(Excerpts from a figure dataset)
__________

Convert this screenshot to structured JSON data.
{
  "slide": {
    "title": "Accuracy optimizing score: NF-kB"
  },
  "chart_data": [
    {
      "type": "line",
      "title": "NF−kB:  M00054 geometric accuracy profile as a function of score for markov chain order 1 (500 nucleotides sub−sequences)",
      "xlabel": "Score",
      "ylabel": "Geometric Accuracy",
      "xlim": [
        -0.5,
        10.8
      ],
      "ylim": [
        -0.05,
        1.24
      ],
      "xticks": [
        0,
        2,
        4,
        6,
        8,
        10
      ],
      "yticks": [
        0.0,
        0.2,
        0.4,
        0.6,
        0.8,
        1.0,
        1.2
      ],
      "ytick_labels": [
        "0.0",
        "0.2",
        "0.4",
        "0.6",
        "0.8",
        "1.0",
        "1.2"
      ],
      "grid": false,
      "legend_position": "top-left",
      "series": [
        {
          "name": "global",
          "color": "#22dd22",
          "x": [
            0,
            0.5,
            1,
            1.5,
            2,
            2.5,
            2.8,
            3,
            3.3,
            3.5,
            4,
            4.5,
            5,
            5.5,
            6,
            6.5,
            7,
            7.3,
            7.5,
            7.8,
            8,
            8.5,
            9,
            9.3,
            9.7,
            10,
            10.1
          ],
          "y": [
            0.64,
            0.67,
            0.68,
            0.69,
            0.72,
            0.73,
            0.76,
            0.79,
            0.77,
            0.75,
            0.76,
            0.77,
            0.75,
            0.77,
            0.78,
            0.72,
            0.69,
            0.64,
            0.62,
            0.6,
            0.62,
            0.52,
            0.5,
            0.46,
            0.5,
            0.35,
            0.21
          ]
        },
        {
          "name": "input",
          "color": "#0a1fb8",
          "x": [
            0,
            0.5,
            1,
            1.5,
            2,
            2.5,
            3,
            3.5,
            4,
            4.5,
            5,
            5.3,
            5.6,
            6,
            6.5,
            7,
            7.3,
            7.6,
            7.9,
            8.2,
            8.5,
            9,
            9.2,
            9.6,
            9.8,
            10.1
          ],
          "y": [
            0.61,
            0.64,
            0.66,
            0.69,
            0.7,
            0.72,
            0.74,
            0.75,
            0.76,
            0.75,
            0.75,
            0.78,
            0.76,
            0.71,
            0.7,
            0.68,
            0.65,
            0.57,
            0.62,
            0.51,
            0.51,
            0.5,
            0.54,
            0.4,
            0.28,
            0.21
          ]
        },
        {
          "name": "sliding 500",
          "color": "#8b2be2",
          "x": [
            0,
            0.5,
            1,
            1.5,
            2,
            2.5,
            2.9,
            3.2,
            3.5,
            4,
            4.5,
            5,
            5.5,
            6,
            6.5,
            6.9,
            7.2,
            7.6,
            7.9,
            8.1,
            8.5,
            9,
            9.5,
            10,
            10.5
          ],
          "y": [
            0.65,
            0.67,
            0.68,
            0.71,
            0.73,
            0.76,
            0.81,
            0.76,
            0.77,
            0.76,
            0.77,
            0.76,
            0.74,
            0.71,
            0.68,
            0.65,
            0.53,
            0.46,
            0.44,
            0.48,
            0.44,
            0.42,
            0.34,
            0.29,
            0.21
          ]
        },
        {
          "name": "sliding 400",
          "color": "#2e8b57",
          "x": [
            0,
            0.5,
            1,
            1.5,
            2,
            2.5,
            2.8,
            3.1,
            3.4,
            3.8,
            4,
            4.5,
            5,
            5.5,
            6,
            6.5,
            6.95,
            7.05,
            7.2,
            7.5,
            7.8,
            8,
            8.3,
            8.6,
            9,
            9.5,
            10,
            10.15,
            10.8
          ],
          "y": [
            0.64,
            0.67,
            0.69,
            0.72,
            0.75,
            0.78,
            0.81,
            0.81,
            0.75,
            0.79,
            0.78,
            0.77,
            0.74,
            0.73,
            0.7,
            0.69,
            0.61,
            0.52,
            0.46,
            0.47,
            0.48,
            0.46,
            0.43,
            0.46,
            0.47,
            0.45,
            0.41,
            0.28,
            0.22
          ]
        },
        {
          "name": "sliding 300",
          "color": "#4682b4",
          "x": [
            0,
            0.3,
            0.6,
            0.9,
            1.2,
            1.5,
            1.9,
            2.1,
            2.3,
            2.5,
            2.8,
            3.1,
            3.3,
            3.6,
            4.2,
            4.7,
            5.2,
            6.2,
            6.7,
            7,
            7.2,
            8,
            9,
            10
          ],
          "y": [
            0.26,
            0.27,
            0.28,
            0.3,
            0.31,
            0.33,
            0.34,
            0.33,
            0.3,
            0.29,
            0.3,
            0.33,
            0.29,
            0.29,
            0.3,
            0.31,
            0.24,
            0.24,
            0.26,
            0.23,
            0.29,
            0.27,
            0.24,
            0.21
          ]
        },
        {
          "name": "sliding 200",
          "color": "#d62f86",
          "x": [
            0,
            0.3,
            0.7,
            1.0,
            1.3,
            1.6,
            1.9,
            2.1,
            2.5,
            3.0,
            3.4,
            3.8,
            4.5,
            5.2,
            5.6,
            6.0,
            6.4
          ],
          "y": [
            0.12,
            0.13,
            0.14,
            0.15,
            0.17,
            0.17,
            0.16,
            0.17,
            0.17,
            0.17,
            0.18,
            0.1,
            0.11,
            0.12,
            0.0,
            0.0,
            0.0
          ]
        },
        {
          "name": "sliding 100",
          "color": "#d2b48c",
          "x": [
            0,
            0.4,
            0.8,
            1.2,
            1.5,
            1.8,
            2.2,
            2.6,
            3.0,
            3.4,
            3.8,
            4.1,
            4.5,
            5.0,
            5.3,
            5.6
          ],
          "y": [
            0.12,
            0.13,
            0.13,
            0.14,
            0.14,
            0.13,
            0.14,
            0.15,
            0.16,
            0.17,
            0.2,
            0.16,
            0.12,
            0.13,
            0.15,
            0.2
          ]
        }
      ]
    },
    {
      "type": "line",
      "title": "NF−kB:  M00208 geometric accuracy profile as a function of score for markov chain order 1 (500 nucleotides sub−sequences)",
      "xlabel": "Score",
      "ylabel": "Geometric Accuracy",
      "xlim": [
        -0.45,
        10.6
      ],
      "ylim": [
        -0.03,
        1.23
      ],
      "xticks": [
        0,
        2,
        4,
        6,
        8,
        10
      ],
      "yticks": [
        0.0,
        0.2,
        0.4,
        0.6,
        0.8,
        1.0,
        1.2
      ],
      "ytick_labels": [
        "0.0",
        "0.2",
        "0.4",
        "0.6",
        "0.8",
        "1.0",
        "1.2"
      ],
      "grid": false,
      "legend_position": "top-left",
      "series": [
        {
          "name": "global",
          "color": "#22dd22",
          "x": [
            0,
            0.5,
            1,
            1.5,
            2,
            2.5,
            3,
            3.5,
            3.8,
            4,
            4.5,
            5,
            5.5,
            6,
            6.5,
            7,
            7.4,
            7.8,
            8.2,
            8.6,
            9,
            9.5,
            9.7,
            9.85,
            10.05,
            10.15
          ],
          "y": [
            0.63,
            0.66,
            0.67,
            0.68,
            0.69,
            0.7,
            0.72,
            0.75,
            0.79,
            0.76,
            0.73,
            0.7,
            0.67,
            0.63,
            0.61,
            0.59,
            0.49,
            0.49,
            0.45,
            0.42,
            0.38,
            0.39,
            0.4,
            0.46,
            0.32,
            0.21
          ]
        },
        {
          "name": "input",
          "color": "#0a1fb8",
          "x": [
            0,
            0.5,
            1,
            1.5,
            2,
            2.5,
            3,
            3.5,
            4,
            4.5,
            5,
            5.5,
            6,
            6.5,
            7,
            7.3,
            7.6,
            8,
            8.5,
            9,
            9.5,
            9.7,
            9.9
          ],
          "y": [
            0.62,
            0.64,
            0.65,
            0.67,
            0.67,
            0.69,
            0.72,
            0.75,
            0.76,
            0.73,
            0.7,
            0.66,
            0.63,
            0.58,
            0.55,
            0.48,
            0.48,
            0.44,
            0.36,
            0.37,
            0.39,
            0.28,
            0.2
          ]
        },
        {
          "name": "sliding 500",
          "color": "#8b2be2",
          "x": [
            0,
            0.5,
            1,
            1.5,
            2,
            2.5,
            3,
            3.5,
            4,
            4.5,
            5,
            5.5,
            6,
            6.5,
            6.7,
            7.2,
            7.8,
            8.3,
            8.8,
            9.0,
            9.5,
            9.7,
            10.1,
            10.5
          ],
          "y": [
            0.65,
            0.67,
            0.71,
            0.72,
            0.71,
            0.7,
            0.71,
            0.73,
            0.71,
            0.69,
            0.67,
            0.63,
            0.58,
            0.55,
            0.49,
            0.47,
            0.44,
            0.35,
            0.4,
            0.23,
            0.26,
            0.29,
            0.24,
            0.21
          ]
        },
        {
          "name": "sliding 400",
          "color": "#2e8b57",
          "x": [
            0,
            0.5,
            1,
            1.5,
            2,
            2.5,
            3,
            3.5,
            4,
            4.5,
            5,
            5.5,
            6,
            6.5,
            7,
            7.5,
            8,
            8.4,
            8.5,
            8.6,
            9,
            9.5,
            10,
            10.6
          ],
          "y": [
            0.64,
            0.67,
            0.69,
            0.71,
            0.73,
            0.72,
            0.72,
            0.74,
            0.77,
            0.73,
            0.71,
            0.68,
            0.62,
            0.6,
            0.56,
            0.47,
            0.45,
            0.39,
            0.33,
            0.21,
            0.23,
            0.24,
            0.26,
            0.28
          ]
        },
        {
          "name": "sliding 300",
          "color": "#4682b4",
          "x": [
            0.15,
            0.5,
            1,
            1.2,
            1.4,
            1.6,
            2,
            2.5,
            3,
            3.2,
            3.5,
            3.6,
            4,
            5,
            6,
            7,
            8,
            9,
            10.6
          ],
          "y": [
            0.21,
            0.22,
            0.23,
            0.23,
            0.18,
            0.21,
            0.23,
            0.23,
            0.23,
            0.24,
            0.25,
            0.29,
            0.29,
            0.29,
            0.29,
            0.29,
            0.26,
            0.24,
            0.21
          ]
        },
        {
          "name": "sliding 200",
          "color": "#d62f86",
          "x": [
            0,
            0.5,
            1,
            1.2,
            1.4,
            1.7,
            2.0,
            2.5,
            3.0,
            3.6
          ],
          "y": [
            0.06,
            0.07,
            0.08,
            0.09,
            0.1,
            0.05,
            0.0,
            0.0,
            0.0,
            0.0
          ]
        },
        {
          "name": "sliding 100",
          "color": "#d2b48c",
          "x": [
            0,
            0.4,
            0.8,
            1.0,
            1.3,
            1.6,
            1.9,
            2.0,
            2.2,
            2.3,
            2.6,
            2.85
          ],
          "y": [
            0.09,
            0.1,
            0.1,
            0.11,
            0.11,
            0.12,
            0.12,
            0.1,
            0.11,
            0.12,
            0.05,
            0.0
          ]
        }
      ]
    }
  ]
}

__________

▶ [Task goal]: Copy every line from the records above that contains the word "nucleotides".

▶ [Task response]:
      "title": "NF−kB:  M00054 geometric accuracy profile as a function of score for markov chain order 1 (500 nucleotides sub−sequences)",
      "title": "NF−kB:  M00208 geometric accuracy profile as a function of score for markov chain order 1 (500 nucleotides sub−sequences)",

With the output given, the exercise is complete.